── Records for processing ──
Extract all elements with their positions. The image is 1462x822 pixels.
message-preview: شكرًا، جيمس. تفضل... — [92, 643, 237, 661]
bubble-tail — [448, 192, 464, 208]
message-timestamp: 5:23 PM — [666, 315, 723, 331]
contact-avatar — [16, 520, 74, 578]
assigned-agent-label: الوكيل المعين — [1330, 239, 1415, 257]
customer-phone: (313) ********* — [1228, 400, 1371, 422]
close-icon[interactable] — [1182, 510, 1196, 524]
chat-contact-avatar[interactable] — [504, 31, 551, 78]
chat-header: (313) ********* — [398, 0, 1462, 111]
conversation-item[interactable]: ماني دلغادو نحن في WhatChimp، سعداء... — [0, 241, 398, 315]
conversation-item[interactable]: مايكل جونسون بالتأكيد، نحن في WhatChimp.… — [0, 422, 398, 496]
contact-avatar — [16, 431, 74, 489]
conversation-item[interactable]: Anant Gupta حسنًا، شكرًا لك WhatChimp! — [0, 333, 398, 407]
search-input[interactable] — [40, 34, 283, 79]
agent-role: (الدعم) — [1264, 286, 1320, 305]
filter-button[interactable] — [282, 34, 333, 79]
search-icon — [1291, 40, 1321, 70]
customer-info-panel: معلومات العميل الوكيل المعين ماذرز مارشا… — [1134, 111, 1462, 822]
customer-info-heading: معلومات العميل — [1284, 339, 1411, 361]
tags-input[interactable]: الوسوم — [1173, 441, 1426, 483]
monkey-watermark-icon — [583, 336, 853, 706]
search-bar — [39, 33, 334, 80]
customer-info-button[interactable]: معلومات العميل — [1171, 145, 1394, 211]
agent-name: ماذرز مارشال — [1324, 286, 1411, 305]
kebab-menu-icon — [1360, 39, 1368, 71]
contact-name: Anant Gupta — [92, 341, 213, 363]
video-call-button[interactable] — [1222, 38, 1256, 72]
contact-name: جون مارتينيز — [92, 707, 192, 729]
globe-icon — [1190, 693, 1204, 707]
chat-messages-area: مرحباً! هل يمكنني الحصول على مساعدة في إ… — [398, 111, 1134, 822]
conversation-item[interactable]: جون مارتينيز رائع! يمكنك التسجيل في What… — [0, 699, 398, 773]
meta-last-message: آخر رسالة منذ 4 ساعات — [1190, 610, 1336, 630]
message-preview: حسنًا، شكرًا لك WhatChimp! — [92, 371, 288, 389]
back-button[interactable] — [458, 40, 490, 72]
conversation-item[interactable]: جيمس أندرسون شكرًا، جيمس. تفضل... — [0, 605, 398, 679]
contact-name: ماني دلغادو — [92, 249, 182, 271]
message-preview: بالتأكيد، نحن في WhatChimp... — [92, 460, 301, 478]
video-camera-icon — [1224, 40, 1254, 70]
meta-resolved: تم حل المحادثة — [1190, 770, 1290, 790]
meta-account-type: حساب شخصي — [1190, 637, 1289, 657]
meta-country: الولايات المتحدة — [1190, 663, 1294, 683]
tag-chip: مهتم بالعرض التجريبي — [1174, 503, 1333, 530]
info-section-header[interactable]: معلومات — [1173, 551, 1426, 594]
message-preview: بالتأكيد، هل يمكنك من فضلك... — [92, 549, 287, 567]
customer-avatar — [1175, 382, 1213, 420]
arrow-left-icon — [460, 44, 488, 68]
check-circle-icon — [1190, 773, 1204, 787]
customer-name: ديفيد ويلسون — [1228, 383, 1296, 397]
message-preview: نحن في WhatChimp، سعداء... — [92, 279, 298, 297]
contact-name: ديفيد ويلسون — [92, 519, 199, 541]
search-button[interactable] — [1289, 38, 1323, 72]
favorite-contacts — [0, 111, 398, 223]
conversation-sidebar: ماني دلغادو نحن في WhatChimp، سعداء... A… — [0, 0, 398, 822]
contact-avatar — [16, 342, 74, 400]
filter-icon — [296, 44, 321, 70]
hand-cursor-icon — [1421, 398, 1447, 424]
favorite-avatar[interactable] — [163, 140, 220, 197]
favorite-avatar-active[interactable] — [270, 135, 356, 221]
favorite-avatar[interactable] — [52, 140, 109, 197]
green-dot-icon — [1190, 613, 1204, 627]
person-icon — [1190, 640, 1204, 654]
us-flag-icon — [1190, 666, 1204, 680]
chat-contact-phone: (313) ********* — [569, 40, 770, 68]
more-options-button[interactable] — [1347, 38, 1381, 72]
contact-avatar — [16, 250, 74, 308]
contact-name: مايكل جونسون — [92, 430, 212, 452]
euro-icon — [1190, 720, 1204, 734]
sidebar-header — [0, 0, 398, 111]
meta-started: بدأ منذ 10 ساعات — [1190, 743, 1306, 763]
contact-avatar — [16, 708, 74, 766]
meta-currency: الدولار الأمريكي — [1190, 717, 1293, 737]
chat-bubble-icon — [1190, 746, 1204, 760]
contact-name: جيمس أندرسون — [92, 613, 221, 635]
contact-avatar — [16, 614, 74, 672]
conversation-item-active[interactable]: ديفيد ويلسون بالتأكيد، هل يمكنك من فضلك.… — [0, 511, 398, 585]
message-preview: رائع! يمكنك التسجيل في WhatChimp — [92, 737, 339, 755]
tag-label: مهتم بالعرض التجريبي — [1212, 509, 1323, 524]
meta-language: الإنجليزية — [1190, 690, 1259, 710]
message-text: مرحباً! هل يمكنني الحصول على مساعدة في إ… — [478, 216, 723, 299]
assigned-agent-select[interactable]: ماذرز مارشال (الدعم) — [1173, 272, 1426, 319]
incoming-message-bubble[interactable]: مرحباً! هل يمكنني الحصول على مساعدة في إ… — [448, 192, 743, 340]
───
● Instructions for the task: Rewrite the data above, replacing every occurrence of "message-preview" with "preview-text" and leaving everything else unchanged.

● Correct output:
Extract all elements with their positions. The image is 1462x822 pixels.
preview-text: شكرًا، جيمس. تفضل... — [92, 643, 237, 661]
bubble-tail — [448, 192, 464, 208]
message-timestamp: 5:23 PM — [666, 315, 723, 331]
contact-avatar — [16, 520, 74, 578]
assigned-agent-label: الوكيل المعين — [1330, 239, 1415, 257]
customer-phone: (313) ********* — [1228, 400, 1371, 422]
close-icon[interactable] — [1182, 510, 1196, 524]
chat-contact-avatar[interactable] — [504, 31, 551, 78]
chat-header: (313) ********* — [398, 0, 1462, 111]
conversation-item[interactable]: ماني دلغادو نحن في WhatChimp، سعداء... — [0, 241, 398, 315]
conversation-item[interactable]: مايكل جونسون بالتأكيد، نحن في WhatChimp.… — [0, 422, 398, 496]
contact-avatar — [16, 431, 74, 489]
conversation-item[interactable]: Anant Gupta حسنًا، شكرًا لك WhatChimp! — [0, 333, 398, 407]
search-input[interactable] — [40, 34, 283, 79]
agent-role: (الدعم) — [1264, 286, 1320, 305]
filter-button[interactable] — [282, 34, 333, 79]
search-icon — [1291, 40, 1321, 70]
customer-info-panel: معلومات العميل الوكيل المعين ماذرز مارشا… — [1134, 111, 1462, 822]
customer-info-heading: معلومات العميل — [1284, 339, 1411, 361]
tags-input[interactable]: الوسوم — [1173, 441, 1426, 483]
monkey-watermark-icon — [583, 336, 853, 706]
search-bar — [39, 33, 334, 80]
customer-info-button[interactable]: معلومات العميل — [1171, 145, 1394, 211]
agent-name: ماذرز مارشال — [1324, 286, 1411, 305]
kebab-menu-icon — [1360, 39, 1368, 71]
contact-name: Anant Gupta — [92, 341, 213, 363]
video-call-button[interactable] — [1222, 38, 1256, 72]
contact-name: جون مارتينيز — [92, 707, 192, 729]
globe-icon — [1190, 693, 1204, 707]
chat-messages-area: مرحباً! هل يمكنني الحصول على مساعدة في إ… — [398, 111, 1134, 822]
conversation-item[interactable]: جون مارتينيز رائع! يمكنك التسجيل في What… — [0, 699, 398, 773]
meta-last-message: آخر رسالة منذ 4 ساعات — [1190, 610, 1336, 630]
preview-text: حسنًا، شكرًا لك WhatChimp! — [92, 371, 288, 389]
back-button[interactable] — [458, 40, 490, 72]
conversation-item[interactable]: جيمس أندرسون شكرًا، جيمس. تفضل... — [0, 605, 398, 679]
contact-name: ماني دلغادو — [92, 249, 182, 271]
preview-text: بالتأكيد، نحن في WhatChimp... — [92, 460, 301, 478]
video-camera-icon — [1224, 40, 1254, 70]
meta-resolved: تم حل المحادثة — [1190, 770, 1290, 790]
meta-account-type: حساب شخصي — [1190, 637, 1289, 657]
meta-country: الولايات المتحدة — [1190, 663, 1294, 683]
tag-chip: مهتم بالعرض التجريبي — [1174, 503, 1333, 530]
info-section-header[interactable]: معلومات — [1173, 551, 1426, 594]
preview-text: بالتأكيد، هل يمكنك من فضلك... — [92, 549, 287, 567]
customer-avatar — [1175, 382, 1213, 420]
arrow-left-icon — [460, 44, 488, 68]
check-circle-icon — [1190, 773, 1204, 787]
customer-name: ديفيد ويلسون — [1228, 383, 1296, 397]
preview-text: نحن في WhatChimp، سعداء... — [92, 279, 298, 297]
contact-name: ديفيد ويلسون — [92, 519, 199, 541]
search-button[interactable] — [1289, 38, 1323, 72]
favorite-contacts — [0, 111, 398, 223]
conversation-sidebar: ماني دلغادو نحن في WhatChimp، سعداء... A… — [0, 0, 398, 822]
contact-avatar — [16, 342, 74, 400]
filter-icon — [296, 44, 321, 70]
hand-cursor-icon — [1421, 398, 1447, 424]
favorite-avatar[interactable] — [163, 140, 220, 197]
favorite-avatar-active[interactable] — [270, 135, 356, 221]
favorite-avatar[interactable] — [52, 140, 109, 197]
green-dot-icon — [1190, 613, 1204, 627]
person-icon — [1190, 640, 1204, 654]
us-flag-icon — [1190, 666, 1204, 680]
chat-contact-phone: (313) ********* — [569, 40, 770, 68]
more-options-button[interactable] — [1347, 38, 1381, 72]
contact-avatar — [16, 250, 74, 308]
contact-name: مايكل جونسون — [92, 430, 212, 452]
euro-icon — [1190, 720, 1204, 734]
sidebar-header — [0, 0, 398, 111]
meta-started: بدأ منذ 10 ساعات — [1190, 743, 1306, 763]
contact-avatar — [16, 708, 74, 766]
meta-currency: الدولار الأمريكي — [1190, 717, 1293, 737]
chat-bubble-icon — [1190, 746, 1204, 760]
contact-name: جيمس أندرسون — [92, 613, 221, 635]
contact-avatar — [16, 614, 74, 672]
conversation-item-active[interactable]: ديفيد ويلسون بالتأكيد، هل يمكنك من فضلك.… — [0, 511, 398, 585]
preview-text: رائع! يمكنك التسجيل في WhatChimp — [92, 737, 339, 755]
tag-label: مهتم بالعرض التجريبي — [1212, 509, 1323, 524]
meta-language: الإنجليزية — [1190, 690, 1259, 710]
message-text: مرحباً! هل يمكنني الحصول على مساعدة في إ… — [478, 216, 723, 299]
assigned-agent-select[interactable]: ماذرز مارشال (الدعم) — [1173, 272, 1426, 319]
incoming-message-bubble[interactable]: مرحباً! هل يمكنني الحصول على مساعدة في إ… — [448, 192, 743, 340]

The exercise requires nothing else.